# [TO BE DONE]
Rewrite each of the items below with "candle-body" changed to "candlestick-body" wherever it occurs, keeping every other character the same.
— Start of GIVEN DATA —
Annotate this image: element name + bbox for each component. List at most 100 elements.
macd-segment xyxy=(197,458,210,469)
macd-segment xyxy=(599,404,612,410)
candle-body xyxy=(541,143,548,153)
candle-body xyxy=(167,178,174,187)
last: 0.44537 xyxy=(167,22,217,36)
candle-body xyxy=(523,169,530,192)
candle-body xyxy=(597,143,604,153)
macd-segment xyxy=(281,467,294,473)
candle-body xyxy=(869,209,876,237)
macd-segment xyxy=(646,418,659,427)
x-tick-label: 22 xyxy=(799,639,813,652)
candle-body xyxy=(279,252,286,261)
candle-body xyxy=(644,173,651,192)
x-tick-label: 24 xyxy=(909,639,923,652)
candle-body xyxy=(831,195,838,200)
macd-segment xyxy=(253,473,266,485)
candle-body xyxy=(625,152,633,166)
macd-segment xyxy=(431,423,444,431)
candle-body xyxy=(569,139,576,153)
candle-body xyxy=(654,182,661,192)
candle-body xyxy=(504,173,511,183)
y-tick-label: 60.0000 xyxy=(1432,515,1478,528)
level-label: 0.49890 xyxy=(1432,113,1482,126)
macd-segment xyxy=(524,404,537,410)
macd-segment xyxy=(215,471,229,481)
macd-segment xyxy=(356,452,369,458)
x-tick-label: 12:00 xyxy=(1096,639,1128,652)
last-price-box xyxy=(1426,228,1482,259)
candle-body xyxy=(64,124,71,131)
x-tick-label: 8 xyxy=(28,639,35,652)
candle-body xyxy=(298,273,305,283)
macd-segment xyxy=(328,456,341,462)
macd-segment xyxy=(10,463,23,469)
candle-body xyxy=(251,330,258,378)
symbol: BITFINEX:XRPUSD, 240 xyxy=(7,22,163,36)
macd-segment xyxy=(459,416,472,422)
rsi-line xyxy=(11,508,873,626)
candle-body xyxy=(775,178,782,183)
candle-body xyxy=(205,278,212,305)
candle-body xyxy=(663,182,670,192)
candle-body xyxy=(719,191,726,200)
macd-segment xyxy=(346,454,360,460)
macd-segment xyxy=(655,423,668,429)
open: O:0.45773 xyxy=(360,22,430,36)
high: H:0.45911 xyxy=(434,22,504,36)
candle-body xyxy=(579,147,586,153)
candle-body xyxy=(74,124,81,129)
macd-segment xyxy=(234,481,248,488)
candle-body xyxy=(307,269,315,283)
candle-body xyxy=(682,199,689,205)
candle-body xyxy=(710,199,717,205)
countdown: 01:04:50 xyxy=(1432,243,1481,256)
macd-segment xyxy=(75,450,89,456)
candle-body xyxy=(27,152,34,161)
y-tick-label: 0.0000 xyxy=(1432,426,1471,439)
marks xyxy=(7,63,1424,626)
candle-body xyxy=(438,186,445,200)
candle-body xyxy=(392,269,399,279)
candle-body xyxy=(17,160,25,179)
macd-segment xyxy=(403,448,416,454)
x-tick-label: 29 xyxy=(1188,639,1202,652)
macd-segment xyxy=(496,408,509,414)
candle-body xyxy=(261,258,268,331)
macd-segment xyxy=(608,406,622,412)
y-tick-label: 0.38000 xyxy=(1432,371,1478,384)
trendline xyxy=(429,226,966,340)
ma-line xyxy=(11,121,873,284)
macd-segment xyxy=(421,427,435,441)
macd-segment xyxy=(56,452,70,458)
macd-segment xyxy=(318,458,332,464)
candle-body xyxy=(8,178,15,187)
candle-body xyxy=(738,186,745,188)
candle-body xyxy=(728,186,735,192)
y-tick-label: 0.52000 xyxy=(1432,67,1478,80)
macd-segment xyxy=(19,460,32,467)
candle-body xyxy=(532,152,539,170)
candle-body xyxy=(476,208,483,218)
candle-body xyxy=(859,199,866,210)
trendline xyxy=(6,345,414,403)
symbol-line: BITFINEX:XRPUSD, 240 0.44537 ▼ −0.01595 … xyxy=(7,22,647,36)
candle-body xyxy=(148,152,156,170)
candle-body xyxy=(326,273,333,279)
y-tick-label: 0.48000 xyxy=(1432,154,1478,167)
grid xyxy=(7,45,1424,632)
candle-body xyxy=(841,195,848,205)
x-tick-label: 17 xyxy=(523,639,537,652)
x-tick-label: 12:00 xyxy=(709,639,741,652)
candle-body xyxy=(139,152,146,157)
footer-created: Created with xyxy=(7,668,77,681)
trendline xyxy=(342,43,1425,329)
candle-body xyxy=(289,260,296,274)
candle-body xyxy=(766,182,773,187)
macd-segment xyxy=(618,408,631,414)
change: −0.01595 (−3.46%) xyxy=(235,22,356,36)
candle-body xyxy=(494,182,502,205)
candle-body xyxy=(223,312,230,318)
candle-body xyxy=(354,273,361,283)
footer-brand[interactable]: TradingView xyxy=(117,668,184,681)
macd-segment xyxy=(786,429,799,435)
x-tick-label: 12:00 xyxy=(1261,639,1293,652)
— End of GIVEN DATA —
# [THE REPLY]
Annotate this image: element name + bbox for each component. List at most 100 elements.
macd-segment xyxy=(197,458,210,469)
macd-segment xyxy=(599,404,612,410)
candlestick-body xyxy=(541,143,548,153)
candlestick-body xyxy=(167,178,174,187)
last: 0.44537 xyxy=(167,22,217,36)
candlestick-body xyxy=(523,169,530,192)
candlestick-body xyxy=(597,143,604,153)
macd-segment xyxy=(281,467,294,473)
candlestick-body xyxy=(869,209,876,237)
macd-segment xyxy=(646,418,659,427)
x-tick-label: 22 xyxy=(799,639,813,652)
candlestick-body xyxy=(279,252,286,261)
candlestick-body xyxy=(644,173,651,192)
x-tick-label: 24 xyxy=(909,639,923,652)
candlestick-body xyxy=(831,195,838,200)
macd-segment xyxy=(253,473,266,485)
candlestick-body xyxy=(625,152,633,166)
macd-segment xyxy=(431,423,444,431)
candlestick-body xyxy=(569,139,576,153)
candlestick-body xyxy=(654,182,661,192)
candlestick-body xyxy=(504,173,511,183)
y-tick-label: 60.0000 xyxy=(1432,515,1478,528)
level-label: 0.49890 xyxy=(1432,113,1482,126)
macd-segment xyxy=(524,404,537,410)
macd-segment xyxy=(215,471,229,481)
macd-segment xyxy=(356,452,369,458)
x-tick-label: 12:00 xyxy=(1096,639,1128,652)
last-price-box xyxy=(1426,228,1482,259)
candlestick-body xyxy=(64,124,71,131)
x-tick-label: 8 xyxy=(28,639,35,652)
candlestick-body xyxy=(298,273,305,283)
macd-segment xyxy=(328,456,341,462)
macd-segment xyxy=(10,463,23,469)
candlestick-body xyxy=(251,330,258,378)
symbol: BITFINEX:XRPUSD, 240 xyxy=(7,22,163,36)
macd-segment xyxy=(459,416,472,422)
rsi-line xyxy=(11,508,873,626)
candlestick-body xyxy=(775,178,782,183)
candlestick-body xyxy=(205,278,212,305)
candlestick-body xyxy=(663,182,670,192)
candlestick-body xyxy=(719,191,726,200)
macd-segment xyxy=(346,454,360,460)
macd-segment xyxy=(655,423,668,429)
open: O:0.45773 xyxy=(360,22,430,36)
high: H:0.45911 xyxy=(434,22,504,36)
candlestick-body xyxy=(579,147,586,153)
candlestick-body xyxy=(74,124,81,129)
macd-segment xyxy=(234,481,248,488)
candlestick-body xyxy=(307,269,315,283)
candlestick-body xyxy=(682,199,689,205)
candlestick-body xyxy=(710,199,717,205)
countdown: 01:04:50 xyxy=(1432,243,1481,256)
macd-segment xyxy=(75,450,89,456)
candlestick-body xyxy=(27,152,34,161)
y-tick-label: 0.0000 xyxy=(1432,426,1471,439)
marks xyxy=(7,63,1424,626)
candlestick-body xyxy=(438,186,445,200)
candlestick-body xyxy=(392,269,399,279)
candlestick-body xyxy=(17,160,25,179)
macd-segment xyxy=(403,448,416,454)
x-tick-label: 29 xyxy=(1188,639,1202,652)
macd-segment xyxy=(496,408,509,414)
candlestick-body xyxy=(261,258,268,331)
macd-segment xyxy=(608,406,622,412)
y-tick-label: 0.38000 xyxy=(1432,371,1478,384)
trendline xyxy=(429,226,966,340)
ma-line xyxy=(11,121,873,284)
macd-segment xyxy=(421,427,435,441)
macd-segment xyxy=(56,452,70,458)
macd-segment xyxy=(318,458,332,464)
candlestick-body xyxy=(8,178,15,187)
candlestick-body xyxy=(738,186,745,188)
candlestick-body xyxy=(728,186,735,192)
y-tick-label: 0.52000 xyxy=(1432,67,1478,80)
macd-segment xyxy=(19,460,32,467)
candlestick-body xyxy=(532,152,539,170)
candlestick-body xyxy=(476,208,483,218)
candlestick-body xyxy=(859,199,866,210)
trendline xyxy=(6,345,414,403)
symbol-line: BITFINEX:XRPUSD, 240 0.44537 ▼ −0.01595 … xyxy=(7,22,647,36)
candlestick-body xyxy=(148,152,156,170)
candlestick-body xyxy=(326,273,333,279)
y-tick-label: 0.48000 xyxy=(1432,154,1478,167)
grid xyxy=(7,45,1424,632)
candlestick-body xyxy=(841,195,848,205)
x-tick-label: 17 xyxy=(523,639,537,652)
x-tick-label: 12:00 xyxy=(709,639,741,652)
candlestick-body xyxy=(139,152,146,157)
footer-created: Created with xyxy=(7,668,77,681)
trendline xyxy=(342,43,1425,329)
candlestick-body xyxy=(289,260,296,274)
candlestick-body xyxy=(766,182,773,187)
macd-segment xyxy=(618,408,631,414)
change: −0.01595 (−3.46%) xyxy=(235,22,356,36)
candlestick-body xyxy=(494,182,502,205)
candlestick-body xyxy=(223,312,230,318)
candlestick-body xyxy=(354,273,361,283)
footer-brand[interactable]: TradingView xyxy=(117,668,184,681)
macd-segment xyxy=(786,429,799,435)
x-tick-label: 12:00 xyxy=(1261,639,1293,652)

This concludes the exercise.